**EXERCISE DIRECTIONS**
Restate all of the data exactly.

**SOURCE DATA**

++++++

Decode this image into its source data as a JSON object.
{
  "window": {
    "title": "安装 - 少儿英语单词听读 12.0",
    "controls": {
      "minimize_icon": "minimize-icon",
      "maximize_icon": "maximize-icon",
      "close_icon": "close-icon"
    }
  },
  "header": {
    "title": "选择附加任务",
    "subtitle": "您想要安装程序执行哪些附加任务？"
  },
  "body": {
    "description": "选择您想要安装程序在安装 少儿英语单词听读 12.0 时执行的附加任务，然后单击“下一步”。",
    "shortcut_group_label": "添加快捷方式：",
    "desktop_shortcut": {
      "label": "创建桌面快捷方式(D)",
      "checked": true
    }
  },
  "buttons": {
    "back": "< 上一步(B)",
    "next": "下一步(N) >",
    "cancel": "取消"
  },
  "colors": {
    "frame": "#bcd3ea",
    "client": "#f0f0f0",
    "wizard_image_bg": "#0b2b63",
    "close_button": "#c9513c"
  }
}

++++++

**FINAL RESULT**
Decode this image into its source data as a JSON object.
{
  "window": {
    "title": "安装 - 少儿英语单词听读 12.0",
    "controls": {
      "minimize_icon": "minimize-icon",
      "maximize_icon": "maximize-icon",
      "close_icon": "close-icon"
    }
  },
  "header": {
    "title": "选择附加任务",
    "subtitle": "您想要安装程序执行哪些附加任务？"
  },
  "body": {
    "description": "选择您想要安装程序在安装 少儿英语单词听读 12.0 时执行的附加任务，然后单击“下一步”。",
    "shortcut_group_label": "添加快捷方式：",
    "desktop_shortcut": {
      "label": "创建桌面快捷方式(D)",
      "checked": true
    }
  },
  "buttons": {
    "back": "< 上一步(B)",
    "next": "下一步(N) >",
    "cancel": "取消"
  },
  "colors": {
    "frame": "#bcd3ea",
    "client": "#f0f0f0",
    "wizard_image_bg": "#0b2b63",
    "close_button": "#c9513c"
  }
}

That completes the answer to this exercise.